Data records
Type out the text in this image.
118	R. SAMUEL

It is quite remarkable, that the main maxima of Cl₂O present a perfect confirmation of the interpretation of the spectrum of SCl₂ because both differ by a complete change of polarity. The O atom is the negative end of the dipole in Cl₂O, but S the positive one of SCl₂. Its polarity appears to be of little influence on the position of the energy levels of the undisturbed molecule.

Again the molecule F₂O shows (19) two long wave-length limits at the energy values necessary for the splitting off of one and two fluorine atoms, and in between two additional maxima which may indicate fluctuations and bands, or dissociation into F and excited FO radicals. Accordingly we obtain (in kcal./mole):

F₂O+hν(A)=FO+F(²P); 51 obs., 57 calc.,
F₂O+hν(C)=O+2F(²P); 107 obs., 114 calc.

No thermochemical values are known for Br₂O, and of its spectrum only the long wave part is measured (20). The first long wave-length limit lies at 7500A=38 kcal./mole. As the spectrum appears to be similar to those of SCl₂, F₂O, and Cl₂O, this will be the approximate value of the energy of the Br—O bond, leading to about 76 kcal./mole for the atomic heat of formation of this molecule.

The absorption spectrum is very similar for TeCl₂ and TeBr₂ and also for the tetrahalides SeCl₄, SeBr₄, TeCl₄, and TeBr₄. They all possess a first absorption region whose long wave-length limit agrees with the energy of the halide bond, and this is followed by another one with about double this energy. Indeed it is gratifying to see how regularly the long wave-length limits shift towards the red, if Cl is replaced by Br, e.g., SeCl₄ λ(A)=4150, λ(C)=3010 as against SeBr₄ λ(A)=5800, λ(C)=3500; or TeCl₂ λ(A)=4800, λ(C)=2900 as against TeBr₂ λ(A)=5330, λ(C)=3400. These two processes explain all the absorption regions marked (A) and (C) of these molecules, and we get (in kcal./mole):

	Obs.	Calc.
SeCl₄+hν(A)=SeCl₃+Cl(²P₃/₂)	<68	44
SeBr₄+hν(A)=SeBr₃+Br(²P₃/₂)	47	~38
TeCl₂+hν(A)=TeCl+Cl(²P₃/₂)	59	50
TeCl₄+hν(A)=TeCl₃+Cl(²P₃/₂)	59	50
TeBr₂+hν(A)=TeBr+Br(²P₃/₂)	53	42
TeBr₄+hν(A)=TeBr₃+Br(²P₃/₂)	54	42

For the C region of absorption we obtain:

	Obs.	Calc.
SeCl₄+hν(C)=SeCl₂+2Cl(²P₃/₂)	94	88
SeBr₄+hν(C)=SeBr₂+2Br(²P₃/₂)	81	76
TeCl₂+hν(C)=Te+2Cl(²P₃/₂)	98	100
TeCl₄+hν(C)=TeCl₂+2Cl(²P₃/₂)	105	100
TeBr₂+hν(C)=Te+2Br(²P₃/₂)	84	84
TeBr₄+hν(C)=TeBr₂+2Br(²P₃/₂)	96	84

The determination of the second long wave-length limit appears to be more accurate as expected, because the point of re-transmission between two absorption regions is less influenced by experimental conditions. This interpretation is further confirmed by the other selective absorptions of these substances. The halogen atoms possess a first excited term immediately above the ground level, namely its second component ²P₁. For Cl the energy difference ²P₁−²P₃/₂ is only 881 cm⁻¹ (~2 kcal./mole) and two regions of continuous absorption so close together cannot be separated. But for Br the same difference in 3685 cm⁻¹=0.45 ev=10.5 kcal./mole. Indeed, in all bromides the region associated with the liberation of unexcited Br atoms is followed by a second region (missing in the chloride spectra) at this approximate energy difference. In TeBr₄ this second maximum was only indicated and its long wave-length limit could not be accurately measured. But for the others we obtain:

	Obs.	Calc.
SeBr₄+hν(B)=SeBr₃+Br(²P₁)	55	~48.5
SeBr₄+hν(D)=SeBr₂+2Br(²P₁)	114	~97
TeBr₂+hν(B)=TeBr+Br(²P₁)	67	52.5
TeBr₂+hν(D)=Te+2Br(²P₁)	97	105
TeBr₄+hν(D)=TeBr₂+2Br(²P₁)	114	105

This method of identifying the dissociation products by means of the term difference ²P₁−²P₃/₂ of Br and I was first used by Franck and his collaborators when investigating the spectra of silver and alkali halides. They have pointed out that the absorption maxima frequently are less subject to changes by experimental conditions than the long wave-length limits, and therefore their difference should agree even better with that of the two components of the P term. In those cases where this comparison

● **DO THIS**: Check each line of the records above for the word "SeBr₂", then give the number of lines that have it, with no other words.

● **CORRECT ANSWER**: 2